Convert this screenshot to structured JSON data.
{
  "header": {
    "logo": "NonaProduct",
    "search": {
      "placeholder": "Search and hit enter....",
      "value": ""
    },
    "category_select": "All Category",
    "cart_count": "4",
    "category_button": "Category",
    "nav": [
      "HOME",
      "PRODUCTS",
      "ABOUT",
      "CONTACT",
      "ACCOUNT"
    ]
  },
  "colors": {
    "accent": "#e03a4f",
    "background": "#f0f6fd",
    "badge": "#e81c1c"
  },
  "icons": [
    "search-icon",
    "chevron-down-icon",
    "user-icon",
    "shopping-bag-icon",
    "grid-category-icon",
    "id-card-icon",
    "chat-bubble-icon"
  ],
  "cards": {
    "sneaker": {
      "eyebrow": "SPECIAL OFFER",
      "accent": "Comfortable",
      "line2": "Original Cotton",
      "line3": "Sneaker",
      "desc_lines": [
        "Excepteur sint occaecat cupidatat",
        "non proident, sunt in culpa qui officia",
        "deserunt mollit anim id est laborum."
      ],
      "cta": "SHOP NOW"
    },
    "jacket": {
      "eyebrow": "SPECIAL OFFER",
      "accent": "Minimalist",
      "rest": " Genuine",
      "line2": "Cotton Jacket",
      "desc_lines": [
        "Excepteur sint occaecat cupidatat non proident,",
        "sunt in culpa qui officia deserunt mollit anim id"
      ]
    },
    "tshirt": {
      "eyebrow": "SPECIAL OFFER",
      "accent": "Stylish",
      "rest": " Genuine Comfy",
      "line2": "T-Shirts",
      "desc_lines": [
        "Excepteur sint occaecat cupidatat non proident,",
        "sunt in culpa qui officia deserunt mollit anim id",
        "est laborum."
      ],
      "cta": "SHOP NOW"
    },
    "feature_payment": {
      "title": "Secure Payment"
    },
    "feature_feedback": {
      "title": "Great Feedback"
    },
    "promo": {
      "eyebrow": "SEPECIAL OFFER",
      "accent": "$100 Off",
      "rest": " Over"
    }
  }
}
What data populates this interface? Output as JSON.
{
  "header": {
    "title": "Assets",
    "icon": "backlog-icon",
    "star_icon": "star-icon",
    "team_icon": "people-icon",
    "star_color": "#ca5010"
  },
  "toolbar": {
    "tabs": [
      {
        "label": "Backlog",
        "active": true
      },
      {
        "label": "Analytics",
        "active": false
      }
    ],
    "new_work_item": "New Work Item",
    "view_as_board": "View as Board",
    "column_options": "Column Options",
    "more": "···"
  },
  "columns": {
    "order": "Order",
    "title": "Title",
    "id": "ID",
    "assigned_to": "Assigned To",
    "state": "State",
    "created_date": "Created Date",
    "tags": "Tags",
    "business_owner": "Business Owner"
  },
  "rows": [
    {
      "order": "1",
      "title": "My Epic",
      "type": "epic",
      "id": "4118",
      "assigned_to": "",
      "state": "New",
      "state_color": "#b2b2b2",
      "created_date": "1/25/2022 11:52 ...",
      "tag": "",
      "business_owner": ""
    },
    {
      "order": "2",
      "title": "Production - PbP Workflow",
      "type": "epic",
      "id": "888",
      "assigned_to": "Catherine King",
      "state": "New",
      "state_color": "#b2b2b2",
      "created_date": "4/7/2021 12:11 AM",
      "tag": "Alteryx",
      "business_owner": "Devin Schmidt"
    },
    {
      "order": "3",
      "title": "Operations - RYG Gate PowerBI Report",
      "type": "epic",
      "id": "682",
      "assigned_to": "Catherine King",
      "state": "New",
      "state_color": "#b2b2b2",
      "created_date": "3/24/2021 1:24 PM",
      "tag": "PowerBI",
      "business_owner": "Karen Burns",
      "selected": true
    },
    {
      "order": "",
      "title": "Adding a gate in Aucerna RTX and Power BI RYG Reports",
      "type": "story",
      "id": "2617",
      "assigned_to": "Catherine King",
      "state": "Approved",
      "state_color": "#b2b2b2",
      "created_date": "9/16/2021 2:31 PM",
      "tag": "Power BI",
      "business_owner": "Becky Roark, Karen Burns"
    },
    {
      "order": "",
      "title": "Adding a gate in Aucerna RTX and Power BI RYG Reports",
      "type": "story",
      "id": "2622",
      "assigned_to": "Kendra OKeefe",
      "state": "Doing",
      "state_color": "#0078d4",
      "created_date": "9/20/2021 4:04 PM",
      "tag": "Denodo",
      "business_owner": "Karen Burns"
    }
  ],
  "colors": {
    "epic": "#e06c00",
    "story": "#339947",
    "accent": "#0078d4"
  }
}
---
Reproduce the full listing above, character for character.

Convert this screenshot to structured JSON data.
{
  "header": {
    "logo": "NonaProduct",
    "search": {
      "placeholder": "Search and hit enter....",
      "value": ""
    },
    "category_select": "All Category",
    "cart_count": "4",
    "category_button": "Category",
    "nav": [
      "HOME",
      "PRODUCTS",
      "ABOUT",
      "CONTACT",
      "ACCOUNT"
    ]
  },
  "colors": {
    "accent": "#e03a4f",
    "background": "#f0f6fd",
    "badge": "#e81c1c"
  },
  "icons": [
    "search-icon",
    "chevron-down-icon",
    "user-icon",
    "shopping-bag-icon",
    "grid-category-icon",
    "id-card-icon",
    "chat-bubble-icon"
  ],
  "cards": {
    "sneaker": {
      "eyebrow": "SPECIAL OFFER",
      "accent": "Comfortable",
      "line2": "Original Cotton",
      "line3": "Sneaker",
      "desc_lines": [
        "Excepteur sint occaecat cupidatat",
        "non proident, sunt in culpa qui officia",
        "deserunt mollit anim id est laborum."
      ],
      "cta": "SHOP NOW"
    },
    "jacket": {
      "eyebrow": "SPECIAL OFFER",
      "accent": "Minimalist",
      "rest": " Genuine",
      "line2": "Cotton Jacket",
      "desc_lines": [
        "Excepteur sint occaecat cupidatat non proident,",
        "sunt in culpa qui officia deserunt mollit anim id"
      ]
    },
    "tshirt": {
      "eyebrow": "SPECIAL OFFER",
      "accent": "Stylish",
      "rest": " Genuine Comfy",
      "line2": "T-Shirts",
      "desc_lines": [
        "Excepteur sint occaecat cupidatat non proident,",
        "sunt in culpa qui officia deserunt mollit anim id",
        "est laborum."
      ],
      "cta": "SHOP NOW"
    },
    "feature_payment": {
      "title": "Secure Payment"
    },
    "feature_feedback": {
      "title": "Great Feedback"
    },
    "promo": {
      "eyebrow": "SEPECIAL OFFER",
      "accent": "$100 Off",
      "rest": " Over"
    }
  }
}
What data populates this interface? Output as JSON.
{
  "header": {
    "title": "Assets",
    "icon": "backlog-icon",
    "star_icon": "star-icon",
    "team_icon": "people-icon",
    "star_color": "#ca5010"
  },
  "toolbar": {
    "tabs": [
      {
        "label": "Backlog",
        "active": true
      },
      {
        "label": "Analytics",
        "active": false
      }
    ],
    "new_work_item": "New Work Item",
    "view_as_board": "View as Board",
    "column_options": "Column Options",
    "more": "···"
  },
  "columns": {
    "order": "Order",
    "title": "Title",
    "id": "ID",
    "assigned_to": "Assigned To",
    "state": "State",
    "created_date": "Created Date",
    "tags": "Tags",
    "business_owner": "Business Owner"
  },
  "rows": [
    {
      "order": "1",
      "title": "My Epic",
      "type": "epic",
      "id": "4118",
      "assigned_to": "",
      "state": "New",
      "state_color": "#b2b2b2",
      "created_date": "1/25/2022 11:52 ...",
      "tag": "",
      "business_owner": ""
    },
    {
      "order": "2",
      "title": "Production - PbP Workflow",
      "type": "epic",
      "id": "888",
      "assigned_to": "Catherine King",
      "state": "New",
      "state_color": "#b2b2b2",
      "created_date": "4/7/2021 12:11 AM",
      "tag": "Alteryx",
      "business_owner": "Devin Schmidt"
    },
    {
      "order": "3",
      "title": "Operations - RYG Gate PowerBI Report",
      "type": "epic",
      "id": "682",
      "assigned_to": "Catherine King",
      "state": "New",
      "state_color": "#b2b2b2",
      "created_date": "3/24/2021 1:24 PM",
      "tag": "PowerBI",
      "business_owner": "Karen Burns",
      "selected": true
    },
    {
      "order": "",
      "title": "Adding a gate in Aucerna RTX and Power BI RYG Reports",
      "type": "story",
      "id": "2617",
      "assigned_to": "Catherine King",
      "state": "Approved",
      "state_color": "#b2b2b2",
      "created_date": "9/16/2021 2:31 PM",
      "tag": "Power BI",
      "business_owner": "Becky Roark, Karen Burns"
    },
    {
      "order": "",
      "title": "Adding a gate in Aucerna RTX and Power BI RYG Reports",
      "type": "story",
      "id": "2622",
      "assigned_to": "Kendra OKeefe",
      "state": "Doing",
      "state_color": "#0078d4",
      "created_date": "9/20/2021 4:04 PM",
      "tag": "Denodo",
      "business_owner": "Karen Burns"
    }
  ],
  "colors": {
    "epic": "#e06c00",
    "story": "#339947",
    "accent": "#0078d4"
  }
}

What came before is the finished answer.